Task details -> All of the data below is to be output exactly as written.

━━━ Excerpted records ━━━

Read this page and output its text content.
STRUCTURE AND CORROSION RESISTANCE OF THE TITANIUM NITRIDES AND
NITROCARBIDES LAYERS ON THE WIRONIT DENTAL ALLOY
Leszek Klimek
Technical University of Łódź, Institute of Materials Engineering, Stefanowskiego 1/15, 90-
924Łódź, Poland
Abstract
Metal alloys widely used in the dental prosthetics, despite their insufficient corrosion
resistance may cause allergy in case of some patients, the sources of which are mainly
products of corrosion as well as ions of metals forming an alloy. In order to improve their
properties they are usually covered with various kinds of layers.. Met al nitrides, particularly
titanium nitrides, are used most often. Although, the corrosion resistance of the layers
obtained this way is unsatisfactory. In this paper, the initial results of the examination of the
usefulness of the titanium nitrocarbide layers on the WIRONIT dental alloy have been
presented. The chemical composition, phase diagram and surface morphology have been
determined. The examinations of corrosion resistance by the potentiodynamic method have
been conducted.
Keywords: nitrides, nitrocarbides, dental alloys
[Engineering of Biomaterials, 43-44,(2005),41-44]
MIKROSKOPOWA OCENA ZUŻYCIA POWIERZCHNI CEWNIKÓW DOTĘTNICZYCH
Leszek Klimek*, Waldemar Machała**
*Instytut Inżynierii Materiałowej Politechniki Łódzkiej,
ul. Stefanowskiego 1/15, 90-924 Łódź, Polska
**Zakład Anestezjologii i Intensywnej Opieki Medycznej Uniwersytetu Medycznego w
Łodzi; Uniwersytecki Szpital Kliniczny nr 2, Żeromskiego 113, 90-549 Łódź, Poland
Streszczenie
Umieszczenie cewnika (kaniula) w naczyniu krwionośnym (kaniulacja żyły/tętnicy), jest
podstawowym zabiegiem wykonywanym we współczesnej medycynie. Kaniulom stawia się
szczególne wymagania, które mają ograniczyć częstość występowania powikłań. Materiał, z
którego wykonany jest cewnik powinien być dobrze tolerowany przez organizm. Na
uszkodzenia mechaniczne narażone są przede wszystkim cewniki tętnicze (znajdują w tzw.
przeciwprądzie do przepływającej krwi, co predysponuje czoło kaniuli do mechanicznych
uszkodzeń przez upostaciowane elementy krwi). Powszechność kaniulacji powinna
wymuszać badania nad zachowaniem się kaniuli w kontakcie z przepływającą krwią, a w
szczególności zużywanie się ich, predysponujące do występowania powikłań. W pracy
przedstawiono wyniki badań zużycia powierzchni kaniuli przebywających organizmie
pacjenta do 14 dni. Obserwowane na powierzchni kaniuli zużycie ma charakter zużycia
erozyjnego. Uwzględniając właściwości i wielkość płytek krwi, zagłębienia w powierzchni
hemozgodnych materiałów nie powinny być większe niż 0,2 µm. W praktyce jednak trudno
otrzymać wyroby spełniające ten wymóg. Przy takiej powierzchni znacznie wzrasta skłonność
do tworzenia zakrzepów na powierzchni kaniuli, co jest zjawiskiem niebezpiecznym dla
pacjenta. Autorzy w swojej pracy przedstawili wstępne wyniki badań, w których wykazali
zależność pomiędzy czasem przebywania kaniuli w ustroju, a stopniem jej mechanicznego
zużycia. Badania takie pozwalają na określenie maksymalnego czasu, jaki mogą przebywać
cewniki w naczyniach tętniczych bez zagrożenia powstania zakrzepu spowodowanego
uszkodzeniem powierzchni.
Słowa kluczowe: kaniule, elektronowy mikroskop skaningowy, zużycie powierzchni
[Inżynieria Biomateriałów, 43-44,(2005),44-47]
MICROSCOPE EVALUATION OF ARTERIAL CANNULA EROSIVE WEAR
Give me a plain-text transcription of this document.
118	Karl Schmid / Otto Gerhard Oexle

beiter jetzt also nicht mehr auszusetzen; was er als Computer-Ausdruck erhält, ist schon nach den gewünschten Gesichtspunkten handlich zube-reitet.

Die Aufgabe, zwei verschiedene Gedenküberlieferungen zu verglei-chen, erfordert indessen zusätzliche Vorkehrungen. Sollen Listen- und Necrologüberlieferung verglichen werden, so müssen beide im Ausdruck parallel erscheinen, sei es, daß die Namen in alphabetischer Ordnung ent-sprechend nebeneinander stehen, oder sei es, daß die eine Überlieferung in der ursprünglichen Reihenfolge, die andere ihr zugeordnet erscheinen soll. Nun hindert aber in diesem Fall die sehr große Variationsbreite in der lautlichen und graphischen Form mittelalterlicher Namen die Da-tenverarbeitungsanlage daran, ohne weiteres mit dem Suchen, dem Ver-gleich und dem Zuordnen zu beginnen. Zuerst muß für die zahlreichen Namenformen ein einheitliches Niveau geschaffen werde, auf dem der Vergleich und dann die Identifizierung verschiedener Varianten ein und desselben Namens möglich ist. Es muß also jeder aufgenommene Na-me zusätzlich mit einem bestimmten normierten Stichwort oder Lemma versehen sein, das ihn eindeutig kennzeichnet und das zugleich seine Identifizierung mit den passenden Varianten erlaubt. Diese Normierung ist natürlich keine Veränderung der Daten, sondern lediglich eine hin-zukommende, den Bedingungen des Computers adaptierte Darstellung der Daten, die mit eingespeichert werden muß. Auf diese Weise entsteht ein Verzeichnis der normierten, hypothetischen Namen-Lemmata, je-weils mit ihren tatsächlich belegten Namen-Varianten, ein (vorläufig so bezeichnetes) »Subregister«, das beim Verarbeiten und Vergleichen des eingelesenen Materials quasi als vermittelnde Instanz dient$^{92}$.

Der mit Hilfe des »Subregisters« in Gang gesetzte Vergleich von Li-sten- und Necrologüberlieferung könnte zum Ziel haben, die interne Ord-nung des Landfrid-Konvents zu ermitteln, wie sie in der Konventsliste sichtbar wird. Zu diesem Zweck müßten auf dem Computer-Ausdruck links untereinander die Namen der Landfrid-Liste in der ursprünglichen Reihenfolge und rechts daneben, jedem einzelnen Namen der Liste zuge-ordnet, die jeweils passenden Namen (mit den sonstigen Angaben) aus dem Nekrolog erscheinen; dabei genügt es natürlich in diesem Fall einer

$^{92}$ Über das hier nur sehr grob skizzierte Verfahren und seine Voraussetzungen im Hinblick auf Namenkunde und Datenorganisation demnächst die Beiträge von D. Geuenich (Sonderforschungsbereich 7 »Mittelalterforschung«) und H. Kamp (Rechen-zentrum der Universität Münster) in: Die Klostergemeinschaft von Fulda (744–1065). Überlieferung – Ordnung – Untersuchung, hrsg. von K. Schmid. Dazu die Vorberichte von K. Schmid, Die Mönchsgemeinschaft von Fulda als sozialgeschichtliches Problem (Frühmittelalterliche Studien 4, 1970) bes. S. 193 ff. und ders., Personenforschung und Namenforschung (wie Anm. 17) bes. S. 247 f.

━━━

Answer to the problem ->
Read this page and output its text content.
STRUCTURE AND CORROSION RESISTANCE OF THE TITANIUM NITRIDES AND
NITROCARBIDES LAYERS ON THE WIRONIT DENTAL ALLOY
Leszek Klimek
Technical University of Łódź, Institute of Materials Engineering, Stefanowskiego 1/15, 90-
924Łódź, Poland
Abstract
Metal alloys widely used in the dental prosthetics, despite their insufficient corrosion
resistance may cause allergy in case of some patients, the sources of which are mainly
products of corrosion as well as ions of metals forming an alloy. In order to improve their
properties they are usually covered with various kinds of layers.. Met al nitrides, particularly
titanium nitrides, are used most often. Although, the corrosion resistance of the layers
obtained this way is unsatisfactory. In this paper, the initial results of the examination of the
usefulness of the titanium nitrocarbide layers on the WIRONIT dental alloy have been
presented. The chemical composition, phase diagram and surface morphology have been
determined. The examinations of corrosion resistance by the potentiodynamic method have
been conducted.
Keywords: nitrides, nitrocarbides, dental alloys
[Engineering of Biomaterials, 43-44,(2005),41-44]
MIKROSKOPOWA OCENA ZUŻYCIA POWIERZCHNI CEWNIKÓW DOTĘTNICZYCH
Leszek Klimek*, Waldemar Machała**
*Instytut Inżynierii Materiałowej Politechniki Łódzkiej,
ul. Stefanowskiego 1/15, 90-924 Łódź, Polska
**Zakład Anestezjologii i Intensywnej Opieki Medycznej Uniwersytetu Medycznego w
Łodzi; Uniwersytecki Szpital Kliniczny nr 2, Żeromskiego 113, 90-549 Łódź, Poland
Streszczenie
Umieszczenie cewnika (kaniula) w naczyniu krwionośnym (kaniulacja żyły/tętnicy), jest
podstawowym zabiegiem wykonywanym we współczesnej medycynie. Kaniulom stawia się
szczególne wymagania, które mają ograniczyć częstość występowania powikłań. Materiał, z
którego wykonany jest cewnik powinien być dobrze tolerowany przez organizm. Na
uszkodzenia mechaniczne narażone są przede wszystkim cewniki tętnicze (znajdują w tzw.
przeciwprądzie do przepływającej krwi, co predysponuje czoło kaniuli do mechanicznych
uszkodzeń przez upostaciowane elementy krwi). Powszechność kaniulacji powinna
wymuszać badania nad zachowaniem się kaniuli w kontakcie z przepływającą krwią, a w
szczególności zużywanie się ich, predysponujące do występowania powikłań. W pracy
przedstawiono wyniki badań zużycia powierzchni kaniuli przebywających organizmie
pacjenta do 14 dni. Obserwowane na powierzchni kaniuli zużycie ma charakter zużycia
erozyjnego. Uwzględniając właściwości i wielkość płytek krwi, zagłębienia w powierzchni
hemozgodnych materiałów nie powinny być większe niż 0,2 µm. W praktyce jednak trudno
otrzymać wyroby spełniające ten wymóg. Przy takiej powierzchni znacznie wzrasta skłonność
do tworzenia zakrzepów na powierzchni kaniuli, co jest zjawiskiem niebezpiecznym dla
pacjenta. Autorzy w swojej pracy przedstawili wstępne wyniki badań, w których wykazali
zależność pomiędzy czasem przebywania kaniuli w ustroju, a stopniem jej mechanicznego
zużycia. Badania takie pozwalają na określenie maksymalnego czasu, jaki mogą przebywać
cewniki w naczyniach tętniczych bez zagrożenia powstania zakrzepu spowodowanego
uszkodzeniem powierzchni.
Słowa kluczowe: kaniule, elektronowy mikroskop skaningowy, zużycie powierzchni
[Inżynieria Biomateriałów, 43-44,(2005),44-47]
MICROSCOPE EVALUATION OF ARTERIAL CANNULA EROSIVE WEAR
Give me a plain-text transcription of this document.
118	Karl Schmid / Otto Gerhard Oexle

beiter jetzt also nicht mehr auszusetzen; was er als Computer-Ausdruck erhält, ist schon nach den gewünschten Gesichtspunkten handlich zube-reitet.

Die Aufgabe, zwei verschiedene Gedenküberlieferungen zu verglei-chen, erfordert indessen zusätzliche Vorkehrungen. Sollen Listen- und Necrologüberlieferung verglichen werden, so müssen beide im Ausdruck parallel erscheinen, sei es, daß die Namen in alphabetischer Ordnung ent-sprechend nebeneinander stehen, oder sei es, daß die eine Überlieferung in der ursprünglichen Reihenfolge, die andere ihr zugeordnet erscheinen soll. Nun hindert aber in diesem Fall die sehr große Variationsbreite in der lautlichen und graphischen Form mittelalterlicher Namen die Da-tenverarbeitungsanlage daran, ohne weiteres mit dem Suchen, dem Ver-gleich und dem Zuordnen zu beginnen. Zuerst muß für die zahlreichen Namenformen ein einheitliches Niveau geschaffen werde, auf dem der Vergleich und dann die Identifizierung verschiedener Varianten ein und desselben Namens möglich ist. Es muß also jeder aufgenommene Na-me zusätzlich mit einem bestimmten normierten Stichwort oder Lemma versehen sein, das ihn eindeutig kennzeichnet und das zugleich seine Identifizierung mit den passenden Varianten erlaubt. Diese Normierung ist natürlich keine Veränderung der Daten, sondern lediglich eine hin-zukommende, den Bedingungen des Computers adaptierte Darstellung der Daten, die mit eingespeichert werden muß. Auf diese Weise entsteht ein Verzeichnis der normierten, hypothetischen Namen-Lemmata, je-weils mit ihren tatsächlich belegten Namen-Varianten, ein (vorläufig so bezeichnetes) »Subregister«, das beim Verarbeiten und Vergleichen des eingelesenen Materials quasi als vermittelnde Instanz dient$^{92}$.

Der mit Hilfe des »Subregisters« in Gang gesetzte Vergleich von Li-sten- und Necrologüberlieferung könnte zum Ziel haben, die interne Ord-nung des Landfrid-Konvents zu ermitteln, wie sie in der Konventsliste sichtbar wird. Zu diesem Zweck müßten auf dem Computer-Ausdruck links untereinander die Namen der Landfrid-Liste in der ursprünglichen Reihenfolge und rechts daneben, jedem einzelnen Namen der Liste zuge-ordnet, die jeweils passenden Namen (mit den sonstigen Angaben) aus dem Nekrolog erscheinen; dabei genügt es natürlich in diesem Fall einer

$^{92}$ Über das hier nur sehr grob skizzierte Verfahren und seine Voraussetzungen im Hinblick auf Namenkunde und Datenorganisation demnächst die Beiträge von D. Geuenich (Sonderforschungsbereich 7 »Mittelalterforschung«) und H. Kamp (Rechen-zentrum der Universität Münster) in: Die Klostergemeinschaft von Fulda (744–1065). Überlieferung – Ordnung – Untersuchung, hrsg. von K. Schmid. Dazu die Vorberichte von K. Schmid, Die Mönchsgemeinschaft von Fulda als sozialgeschichtliches Problem (Frühmittelalterliche Studien 4, 1970) bes. S. 193 ff. und ders., Personenforschung und Namenforschung (wie Anm. 17) bes. S. 247 f.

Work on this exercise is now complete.